_WORK REQUIRED_: Retype all of the listing exactly, passing over any picture you find.

_SUPPLIED DATA_:
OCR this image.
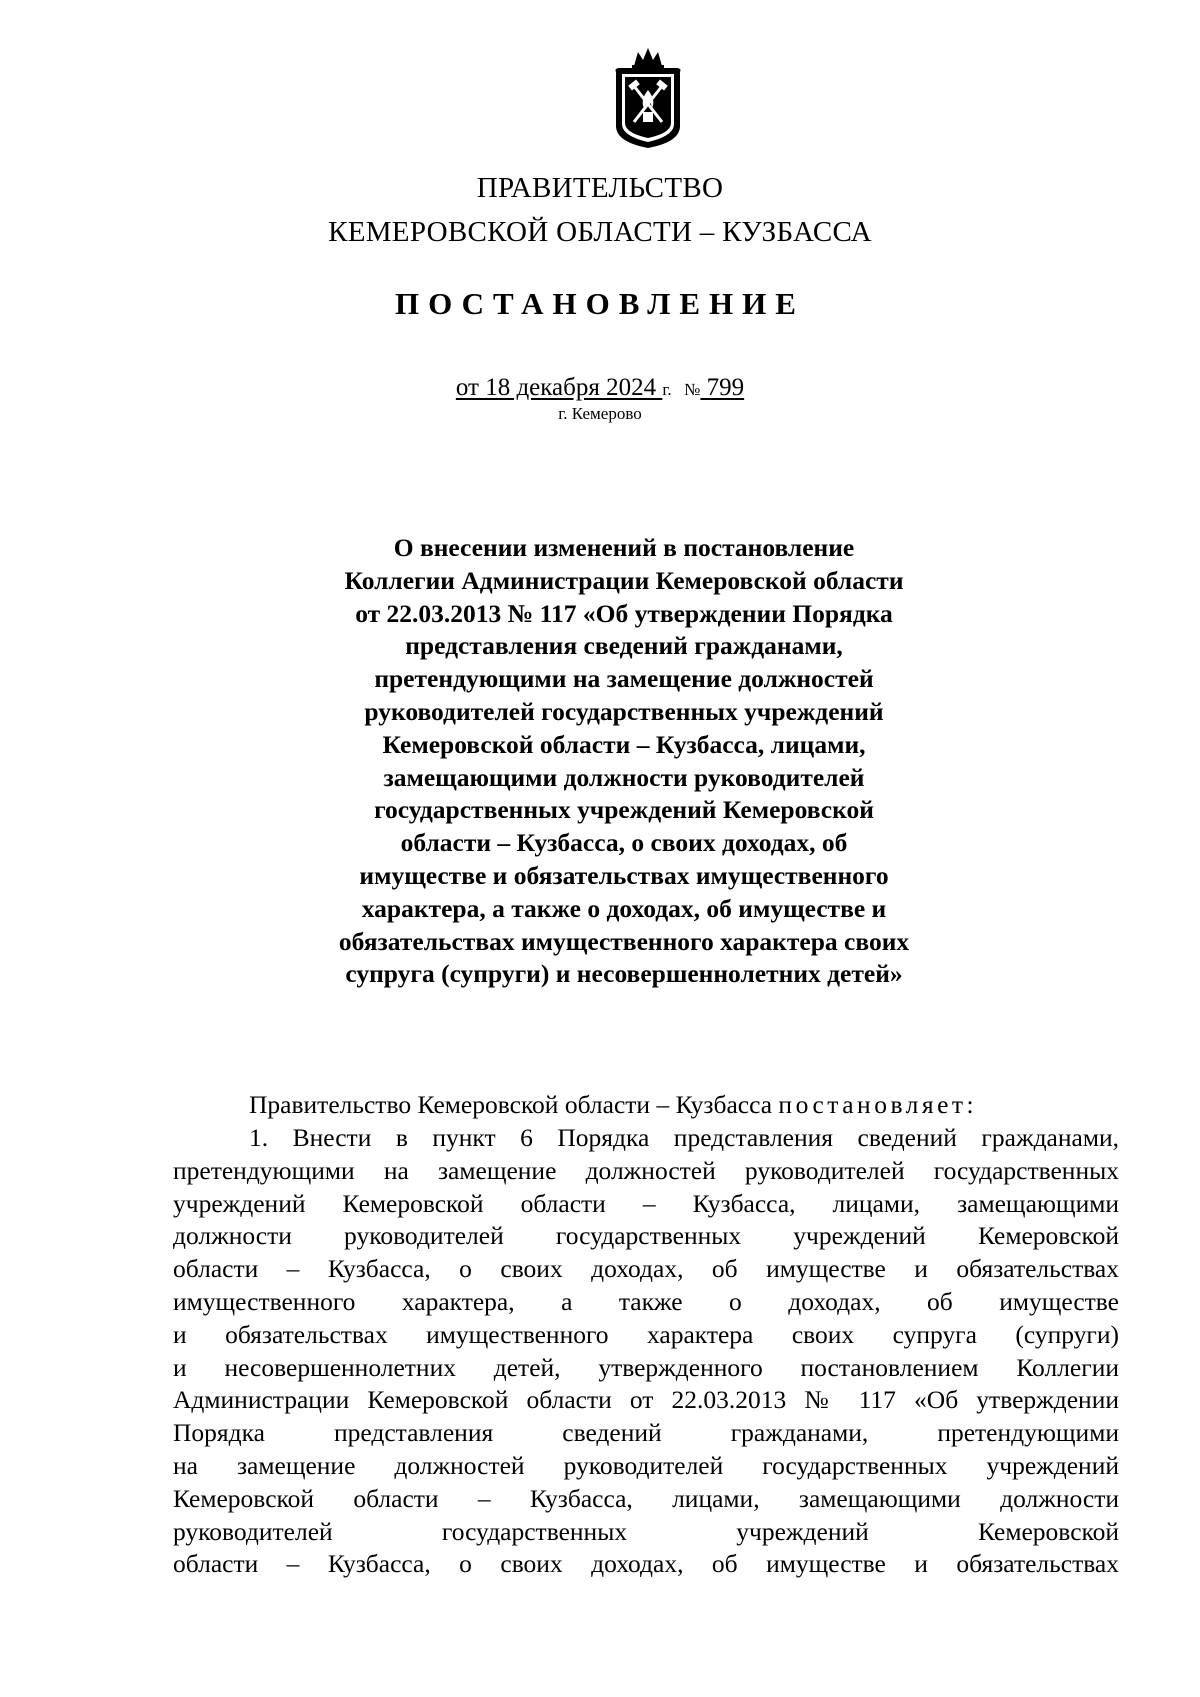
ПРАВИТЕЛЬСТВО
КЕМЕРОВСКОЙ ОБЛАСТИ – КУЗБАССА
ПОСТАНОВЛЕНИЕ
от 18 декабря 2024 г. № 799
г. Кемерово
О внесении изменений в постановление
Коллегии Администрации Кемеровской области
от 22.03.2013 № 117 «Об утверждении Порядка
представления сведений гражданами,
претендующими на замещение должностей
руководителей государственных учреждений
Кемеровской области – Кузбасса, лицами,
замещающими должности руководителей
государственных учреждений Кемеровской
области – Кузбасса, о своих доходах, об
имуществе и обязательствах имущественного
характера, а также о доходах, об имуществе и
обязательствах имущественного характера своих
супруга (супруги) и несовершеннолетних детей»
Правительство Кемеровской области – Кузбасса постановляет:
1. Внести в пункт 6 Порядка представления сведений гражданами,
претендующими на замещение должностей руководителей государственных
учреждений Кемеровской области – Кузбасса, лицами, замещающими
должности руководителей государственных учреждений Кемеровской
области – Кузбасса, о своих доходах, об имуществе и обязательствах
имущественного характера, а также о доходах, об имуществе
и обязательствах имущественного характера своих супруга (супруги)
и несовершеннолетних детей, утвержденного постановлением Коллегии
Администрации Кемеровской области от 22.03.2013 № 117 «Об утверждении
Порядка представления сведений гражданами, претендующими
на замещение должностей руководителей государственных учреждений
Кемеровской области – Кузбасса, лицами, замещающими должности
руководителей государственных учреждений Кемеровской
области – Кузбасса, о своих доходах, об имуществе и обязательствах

_CORRECT ANSWER_:
OCR this image.
ПРАВИТЕЛЬСТВО
КЕМЕРОВСКОЙ ОБЛАСТИ – КУЗБАССА
ПОСТАНОВЛЕНИЕ
от 18 декабря 2024 г. № 799
г. Кемерово
О внесении изменений в постановление
Коллегии Администрации Кемеровской области
от 22.03.2013 № 117 «Об утверждении Порядка
представления сведений гражданами,
претендующими на замещение должностей
руководителей государственных учреждений
Кемеровской области – Кузбасса, лицами,
замещающими должности руководителей
государственных учреждений Кемеровской
области – Кузбасса, о своих доходах, об
имуществе и обязательствах имущественного
характера, а также о доходах, об имуществе и
обязательствах имущественного характера своих
супруга (супруги) и несовершеннолетних детей»
Правительство Кемеровской области – Кузбасса постановляет:
1. Внести в пункт 6 Порядка представления сведений гражданами,
претендующими на замещение должностей руководителей государственных
учреждений Кемеровской области – Кузбасса, лицами, замещающими
должности руководителей государственных учреждений Кемеровской
области – Кузбасса, о своих доходах, об имуществе и обязательствах
имущественного характера, а также о доходах, об имуществе
и обязательствах имущественного характера своих супруга (супруги)
и несовершеннолетних детей, утвержденного постановлением Коллегии
Администрации Кемеровской области от 22.03.2013 № 117 «Об утверждении
Порядка представления сведений гражданами, претендующими
на замещение должностей руководителей государственных учреждений
Кемеровской области – Кузбасса, лицами, замещающими должности
руководителей государственных учреждений Кемеровской
области – Кузбасса, о своих доходах, об имуществе и обязательствах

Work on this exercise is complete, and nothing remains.